Saved entries:
---

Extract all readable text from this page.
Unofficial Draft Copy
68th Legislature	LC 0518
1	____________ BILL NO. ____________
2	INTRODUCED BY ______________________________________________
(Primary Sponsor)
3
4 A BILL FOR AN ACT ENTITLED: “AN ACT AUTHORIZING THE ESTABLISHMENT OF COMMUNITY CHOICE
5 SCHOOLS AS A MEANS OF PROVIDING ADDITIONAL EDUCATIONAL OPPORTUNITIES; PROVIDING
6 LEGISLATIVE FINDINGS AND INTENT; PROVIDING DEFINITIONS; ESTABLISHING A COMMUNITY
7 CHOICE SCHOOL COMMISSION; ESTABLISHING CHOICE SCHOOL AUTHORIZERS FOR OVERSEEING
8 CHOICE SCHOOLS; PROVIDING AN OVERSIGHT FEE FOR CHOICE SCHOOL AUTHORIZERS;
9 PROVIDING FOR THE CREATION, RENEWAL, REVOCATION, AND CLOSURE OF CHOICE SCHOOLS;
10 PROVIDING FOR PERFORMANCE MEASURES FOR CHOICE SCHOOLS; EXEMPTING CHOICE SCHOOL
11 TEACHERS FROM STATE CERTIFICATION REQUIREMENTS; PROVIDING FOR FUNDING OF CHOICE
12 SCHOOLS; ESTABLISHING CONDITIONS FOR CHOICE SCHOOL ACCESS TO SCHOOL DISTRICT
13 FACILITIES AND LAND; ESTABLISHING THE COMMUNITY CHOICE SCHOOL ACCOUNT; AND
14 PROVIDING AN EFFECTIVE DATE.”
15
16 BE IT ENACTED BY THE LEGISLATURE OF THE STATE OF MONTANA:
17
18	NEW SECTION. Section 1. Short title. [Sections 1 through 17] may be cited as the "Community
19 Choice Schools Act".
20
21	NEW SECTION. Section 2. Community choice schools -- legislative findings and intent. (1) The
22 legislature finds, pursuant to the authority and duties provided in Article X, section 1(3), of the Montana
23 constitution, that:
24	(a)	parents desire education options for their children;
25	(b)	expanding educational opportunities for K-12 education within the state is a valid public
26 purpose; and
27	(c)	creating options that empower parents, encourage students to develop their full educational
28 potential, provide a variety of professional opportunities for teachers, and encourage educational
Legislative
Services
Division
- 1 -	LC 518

---

Goal of the exercise =>
Extract the data in full. Keep it word for word.

Output =>
Extract all readable text from this page.
Unofficial Draft Copy
68th Legislature	LC 0518
1	____________ BILL NO. ____________
2	INTRODUCED BY ______________________________________________
(Primary Sponsor)
3
4 A BILL FOR AN ACT ENTITLED: “AN ACT AUTHORIZING THE ESTABLISHMENT OF COMMUNITY CHOICE
5 SCHOOLS AS A MEANS OF PROVIDING ADDITIONAL EDUCATIONAL OPPORTUNITIES; PROVIDING
6 LEGISLATIVE FINDINGS AND INTENT; PROVIDING DEFINITIONS; ESTABLISHING A COMMUNITY
7 CHOICE SCHOOL COMMISSION; ESTABLISHING CHOICE SCHOOL AUTHORIZERS FOR OVERSEEING
8 CHOICE SCHOOLS; PROVIDING AN OVERSIGHT FEE FOR CHOICE SCHOOL AUTHORIZERS;
9 PROVIDING FOR THE CREATION, RENEWAL, REVOCATION, AND CLOSURE OF CHOICE SCHOOLS;
10 PROVIDING FOR PERFORMANCE MEASURES FOR CHOICE SCHOOLS; EXEMPTING CHOICE SCHOOL
11 TEACHERS FROM STATE CERTIFICATION REQUIREMENTS; PROVIDING FOR FUNDING OF CHOICE
12 SCHOOLS; ESTABLISHING CONDITIONS FOR CHOICE SCHOOL ACCESS TO SCHOOL DISTRICT
13 FACILITIES AND LAND; ESTABLISHING THE COMMUNITY CHOICE SCHOOL ACCOUNT; AND
14 PROVIDING AN EFFECTIVE DATE.”
15
16 BE IT ENACTED BY THE LEGISLATURE OF THE STATE OF MONTANA:
17
18	NEW SECTION. Section 1. Short title. [Sections 1 through 17] may be cited as the "Community
19 Choice Schools Act".
20
21	NEW SECTION. Section 2. Community choice schools -- legislative findings and intent. (1) The
22 legislature finds, pursuant to the authority and duties provided in Article X, section 1(3), of the Montana
23 constitution, that:
24	(a)	parents desire education options for their children;
25	(b)	expanding educational opportunities for K-12 education within the state is a valid public
26 purpose; and
27	(c)	creating options that empower parents, encourage students to develop their full educational
28 potential, provide a variety of professional opportunities for teachers, and encourage educational
Legislative
Services
Division
- 1 -	LC 518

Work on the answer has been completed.